- **TO DO**
What follows is a listing; give it again exactly, in its entirety.
^^^^^^^^
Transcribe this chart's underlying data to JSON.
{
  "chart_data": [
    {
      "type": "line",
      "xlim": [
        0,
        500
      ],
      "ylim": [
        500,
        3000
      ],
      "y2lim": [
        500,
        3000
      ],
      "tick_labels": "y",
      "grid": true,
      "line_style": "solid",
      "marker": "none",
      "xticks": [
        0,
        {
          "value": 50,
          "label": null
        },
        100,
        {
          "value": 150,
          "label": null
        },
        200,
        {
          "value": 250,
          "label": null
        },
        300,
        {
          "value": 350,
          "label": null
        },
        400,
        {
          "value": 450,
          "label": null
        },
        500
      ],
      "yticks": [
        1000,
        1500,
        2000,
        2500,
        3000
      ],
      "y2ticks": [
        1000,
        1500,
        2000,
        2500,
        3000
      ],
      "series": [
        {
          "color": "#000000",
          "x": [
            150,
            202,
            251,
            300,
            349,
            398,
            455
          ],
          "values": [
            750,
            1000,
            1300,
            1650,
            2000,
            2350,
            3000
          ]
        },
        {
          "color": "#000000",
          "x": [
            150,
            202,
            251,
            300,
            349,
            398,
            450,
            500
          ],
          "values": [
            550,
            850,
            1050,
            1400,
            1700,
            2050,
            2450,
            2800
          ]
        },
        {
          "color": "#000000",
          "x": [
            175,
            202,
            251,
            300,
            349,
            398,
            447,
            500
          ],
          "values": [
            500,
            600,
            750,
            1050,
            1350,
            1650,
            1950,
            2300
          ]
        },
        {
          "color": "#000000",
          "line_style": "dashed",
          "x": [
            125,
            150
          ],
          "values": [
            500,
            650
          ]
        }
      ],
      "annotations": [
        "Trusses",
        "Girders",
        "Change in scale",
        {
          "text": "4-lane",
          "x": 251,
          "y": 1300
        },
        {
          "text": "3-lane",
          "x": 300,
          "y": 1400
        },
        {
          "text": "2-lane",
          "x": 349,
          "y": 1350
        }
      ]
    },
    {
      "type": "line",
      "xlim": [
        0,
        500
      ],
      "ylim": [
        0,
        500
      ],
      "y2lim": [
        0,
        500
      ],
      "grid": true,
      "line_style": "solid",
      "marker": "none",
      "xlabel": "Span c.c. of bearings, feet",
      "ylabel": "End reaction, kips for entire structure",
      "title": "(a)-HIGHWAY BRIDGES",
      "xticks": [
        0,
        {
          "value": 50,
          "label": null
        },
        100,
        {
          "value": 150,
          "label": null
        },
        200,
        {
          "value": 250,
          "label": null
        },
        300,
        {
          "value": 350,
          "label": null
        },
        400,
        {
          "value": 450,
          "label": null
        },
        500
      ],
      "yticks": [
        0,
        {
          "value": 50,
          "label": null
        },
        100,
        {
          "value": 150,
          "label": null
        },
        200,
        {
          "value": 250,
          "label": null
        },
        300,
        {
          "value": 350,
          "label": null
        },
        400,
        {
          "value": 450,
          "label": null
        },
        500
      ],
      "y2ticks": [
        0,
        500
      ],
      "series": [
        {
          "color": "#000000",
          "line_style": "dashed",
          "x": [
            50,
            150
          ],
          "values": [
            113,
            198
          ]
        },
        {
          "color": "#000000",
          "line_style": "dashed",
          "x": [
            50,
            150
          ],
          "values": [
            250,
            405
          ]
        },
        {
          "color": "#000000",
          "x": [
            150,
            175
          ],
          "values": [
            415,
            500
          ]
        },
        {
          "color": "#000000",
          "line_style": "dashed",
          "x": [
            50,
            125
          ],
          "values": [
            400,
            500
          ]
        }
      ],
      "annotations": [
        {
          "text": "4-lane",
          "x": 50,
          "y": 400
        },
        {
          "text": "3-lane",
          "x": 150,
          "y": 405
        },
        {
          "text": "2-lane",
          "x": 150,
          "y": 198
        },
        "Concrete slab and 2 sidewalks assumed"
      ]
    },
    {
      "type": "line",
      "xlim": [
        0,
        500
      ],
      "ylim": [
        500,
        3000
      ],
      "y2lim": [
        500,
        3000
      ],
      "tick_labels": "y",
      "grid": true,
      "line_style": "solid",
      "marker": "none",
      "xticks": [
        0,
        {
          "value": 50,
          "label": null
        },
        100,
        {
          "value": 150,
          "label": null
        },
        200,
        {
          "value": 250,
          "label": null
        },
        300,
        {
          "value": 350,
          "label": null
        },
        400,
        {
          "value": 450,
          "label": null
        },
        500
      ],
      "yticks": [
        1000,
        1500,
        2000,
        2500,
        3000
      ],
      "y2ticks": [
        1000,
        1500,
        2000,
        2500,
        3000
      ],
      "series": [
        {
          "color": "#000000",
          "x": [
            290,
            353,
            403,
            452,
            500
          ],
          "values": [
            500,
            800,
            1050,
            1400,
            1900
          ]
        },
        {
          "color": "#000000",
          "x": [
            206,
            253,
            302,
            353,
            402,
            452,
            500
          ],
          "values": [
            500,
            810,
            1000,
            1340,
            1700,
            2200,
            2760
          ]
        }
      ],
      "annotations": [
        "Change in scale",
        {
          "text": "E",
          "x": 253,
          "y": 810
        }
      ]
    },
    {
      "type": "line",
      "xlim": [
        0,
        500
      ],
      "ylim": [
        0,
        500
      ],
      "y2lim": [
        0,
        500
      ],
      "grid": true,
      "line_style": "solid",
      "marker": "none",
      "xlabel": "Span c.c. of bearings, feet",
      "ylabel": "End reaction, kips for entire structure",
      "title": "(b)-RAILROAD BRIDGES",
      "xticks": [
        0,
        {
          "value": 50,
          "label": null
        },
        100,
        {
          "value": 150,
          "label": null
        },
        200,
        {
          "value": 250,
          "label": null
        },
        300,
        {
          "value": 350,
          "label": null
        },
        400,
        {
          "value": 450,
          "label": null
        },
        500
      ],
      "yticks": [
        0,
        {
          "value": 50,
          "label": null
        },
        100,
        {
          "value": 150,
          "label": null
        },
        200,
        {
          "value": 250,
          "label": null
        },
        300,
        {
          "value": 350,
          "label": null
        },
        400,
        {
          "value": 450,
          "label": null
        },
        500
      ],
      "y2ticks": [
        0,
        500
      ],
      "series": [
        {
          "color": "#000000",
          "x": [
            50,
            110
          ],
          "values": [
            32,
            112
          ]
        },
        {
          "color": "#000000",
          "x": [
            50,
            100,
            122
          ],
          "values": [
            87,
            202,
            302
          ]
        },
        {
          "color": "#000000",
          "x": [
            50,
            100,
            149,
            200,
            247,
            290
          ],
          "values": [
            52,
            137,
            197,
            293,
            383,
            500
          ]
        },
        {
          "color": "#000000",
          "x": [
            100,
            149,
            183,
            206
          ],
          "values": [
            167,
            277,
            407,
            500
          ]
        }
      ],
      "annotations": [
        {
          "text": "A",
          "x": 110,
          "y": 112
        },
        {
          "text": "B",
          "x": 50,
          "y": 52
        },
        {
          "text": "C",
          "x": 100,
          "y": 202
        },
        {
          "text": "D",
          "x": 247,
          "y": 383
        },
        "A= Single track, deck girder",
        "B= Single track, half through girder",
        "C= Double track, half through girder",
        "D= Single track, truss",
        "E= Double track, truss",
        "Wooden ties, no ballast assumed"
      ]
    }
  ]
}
^^^^^^^^
- **FULL OUTPUT**
Transcribe this chart's underlying data to JSON.
{
  "chart_data": [
    {
      "type": "line",
      "xlim": [
        0,
        500
      ],
      "ylim": [
        500,
        3000
      ],
      "y2lim": [
        500,
        3000
      ],
      "tick_labels": "y",
      "grid": true,
      "line_style": "solid",
      "marker": "none",
      "xticks": [
        0,
        {
          "value": 50,
          "label": null
        },
        100,
        {
          "value": 150,
          "label": null
        },
        200,
        {
          "value": 250,
          "label": null
        },
        300,
        {
          "value": 350,
          "label": null
        },
        400,
        {
          "value": 450,
          "label": null
        },
        500
      ],
      "yticks": [
        1000,
        1500,
        2000,
        2500,
        3000
      ],
      "y2ticks": [
        1000,
        1500,
        2000,
        2500,
        3000
      ],
      "series": [
        {
          "color": "#000000",
          "x": [
            150,
            202,
            251,
            300,
            349,
            398,
            455
          ],
          "values": [
            750,
            1000,
            1300,
            1650,
            2000,
            2350,
            3000
          ]
        },
        {
          "color": "#000000",
          "x": [
            150,
            202,
            251,
            300,
            349,
            398,
            450,
            500
          ],
          "values": [
            550,
            850,
            1050,
            1400,
            1700,
            2050,
            2450,
            2800
          ]
        },
        {
          "color": "#000000",
          "x": [
            175,
            202,
            251,
            300,
            349,
            398,
            447,
            500
          ],
          "values": [
            500,
            600,
            750,
            1050,
            1350,
            1650,
            1950,
            2300
          ]
        },
        {
          "color": "#000000",
          "line_style": "dashed",
          "x": [
            125,
            150
          ],
          "values": [
            500,
            650
          ]
        }
      ],
      "annotations": [
        "Trusses",
        "Girders",
        "Change in scale",
        {
          "text": "4-lane",
          "x": 251,
          "y": 1300
        },
        {
          "text": "3-lane",
          "x": 300,
          "y": 1400
        },
        {
          "text": "2-lane",
          "x": 349,
          "y": 1350
        }
      ]
    },
    {
      "type": "line",
      "xlim": [
        0,
        500
      ],
      "ylim": [
        0,
        500
      ],
      "y2lim": [
        0,
        500
      ],
      "grid": true,
      "line_style": "solid",
      "marker": "none",
      "xlabel": "Span c.c. of bearings, feet",
      "ylabel": "End reaction, kips for entire structure",
      "title": "(a)-HIGHWAY BRIDGES",
      "xticks": [
        0,
        {
          "value": 50,
          "label": null
        },
        100,
        {
          "value": 150,
          "label": null
        },
        200,
        {
          "value": 250,
          "label": null
        },
        300,
        {
          "value": 350,
          "label": null
        },
        400,
        {
          "value": 450,
          "label": null
        },
        500
      ],
      "yticks": [
        0,
        {
          "value": 50,
          "label": null
        },
        100,
        {
          "value": 150,
          "label": null
        },
        200,
        {
          "value": 250,
          "label": null
        },
        300,
        {
          "value": 350,
          "label": null
        },
        400,
        {
          "value": 450,
          "label": null
        },
        500
      ],
      "y2ticks": [
        0,
        500
      ],
      "series": [
        {
          "color": "#000000",
          "line_style": "dashed",
          "x": [
            50,
            150
          ],
          "values": [
            113,
            198
          ]
        },
        {
          "color": "#000000",
          "line_style": "dashed",
          "x": [
            50,
            150
          ],
          "values": [
            250,
            405
          ]
        },
        {
          "color": "#000000",
          "x": [
            150,
            175
          ],
          "values": [
            415,
            500
          ]
        },
        {
          "color": "#000000",
          "line_style": "dashed",
          "x": [
            50,
            125
          ],
          "values": [
            400,
            500
          ]
        }
      ],
      "annotations": [
        {
          "text": "4-lane",
          "x": 50,
          "y": 400
        },
        {
          "text": "3-lane",
          "x": 150,
          "y": 405
        },
        {
          "text": "2-lane",
          "x": 150,
          "y": 198
        },
        "Concrete slab and 2 sidewalks assumed"
      ]
    },
    {
      "type": "line",
      "xlim": [
        0,
        500
      ],
      "ylim": [
        500,
        3000
      ],
      "y2lim": [
        500,
        3000
      ],
      "tick_labels": "y",
      "grid": true,
      "line_style": "solid",
      "marker": "none",
      "xticks": [
        0,
        {
          "value": 50,
          "label": null
        },
        100,
        {
          "value": 150,
          "label": null
        },
        200,
        {
          "value": 250,
          "label": null
        },
        300,
        {
          "value": 350,
          "label": null
        },
        400,
        {
          "value": 450,
          "label": null
        },
        500
      ],
      "yticks": [
        1000,
        1500,
        2000,
        2500,
        3000
      ],
      "y2ticks": [
        1000,
        1500,
        2000,
        2500,
        3000
      ],
      "series": [
        {
          "color": "#000000",
          "x": [
            290,
            353,
            403,
            452,
            500
          ],
          "values": [
            500,
            800,
            1050,
            1400,
            1900
          ]
        },
        {
          "color": "#000000",
          "x": [
            206,
            253,
            302,
            353,
            402,
            452,
            500
          ],
          "values": [
            500,
            810,
            1000,
            1340,
            1700,
            2200,
            2760
          ]
        }
      ],
      "annotations": [
        "Change in scale",
        {
          "text": "E",
          "x": 253,
          "y": 810
        }
      ]
    },
    {
      "type": "line",
      "xlim": [
        0,
        500
      ],
      "ylim": [
        0,
        500
      ],
      "y2lim": [
        0,
        500
      ],
      "grid": true,
      "line_style": "solid",
      "marker": "none",
      "xlabel": "Span c.c. of bearings, feet",
      "ylabel": "End reaction, kips for entire structure",
      "title": "(b)-RAILROAD BRIDGES",
      "xticks": [
        0,
        {
          "value": 50,
          "label": null
        },
        100,
        {
          "value": 150,
          "label": null
        },
        200,
        {
          "value": 250,
          "label": null
        },
        300,
        {
          "value": 350,
          "label": null
        },
        400,
        {
          "value": 450,
          "label": null
        },
        500
      ],
      "yticks": [
        0,
        {
          "value": 50,
          "label": null
        },
        100,
        {
          "value": 150,
          "label": null
        },
        200,
        {
          "value": 250,
          "label": null
        },
        300,
        {
          "value": 350,
          "label": null
        },
        400,
        {
          "value": 450,
          "label": null
        },
        500
      ],
      "y2ticks": [
        0,
        500
      ],
      "series": [
        {
          "color": "#000000",
          "x": [
            50,
            110
          ],
          "values": [
            32,
            112
          ]
        },
        {
          "color": "#000000",
          "x": [
            50,
            100,
            122
          ],
          "values": [
            87,
            202,
            302
          ]
        },
        {
          "color": "#000000",
          "x": [
            50,
            100,
            149,
            200,
            247,
            290
          ],
          "values": [
            52,
            137,
            197,
            293,
            383,
            500
          ]
        },
        {
          "color": "#000000",
          "x": [
            100,
            149,
            183,
            206
          ],
          "values": [
            167,
            277,
            407,
            500
          ]
        }
      ],
      "annotations": [
        {
          "text": "A",
          "x": 110,
          "y": 112
        },
        {
          "text": "B",
          "x": 50,
          "y": 52
        },
        {
          "text": "C",
          "x": 100,
          "y": 202
        },
        {
          "text": "D",
          "x": 247,
          "y": 383
        },
        "A= Single track, deck girder",
        "B= Single track, half through girder",
        "C= Double track, half through girder",
        "D= Single track, truss",
        "E= Double track, truss",
        "Wooden ties, no ballast assumed"
      ]
    }
  ]
}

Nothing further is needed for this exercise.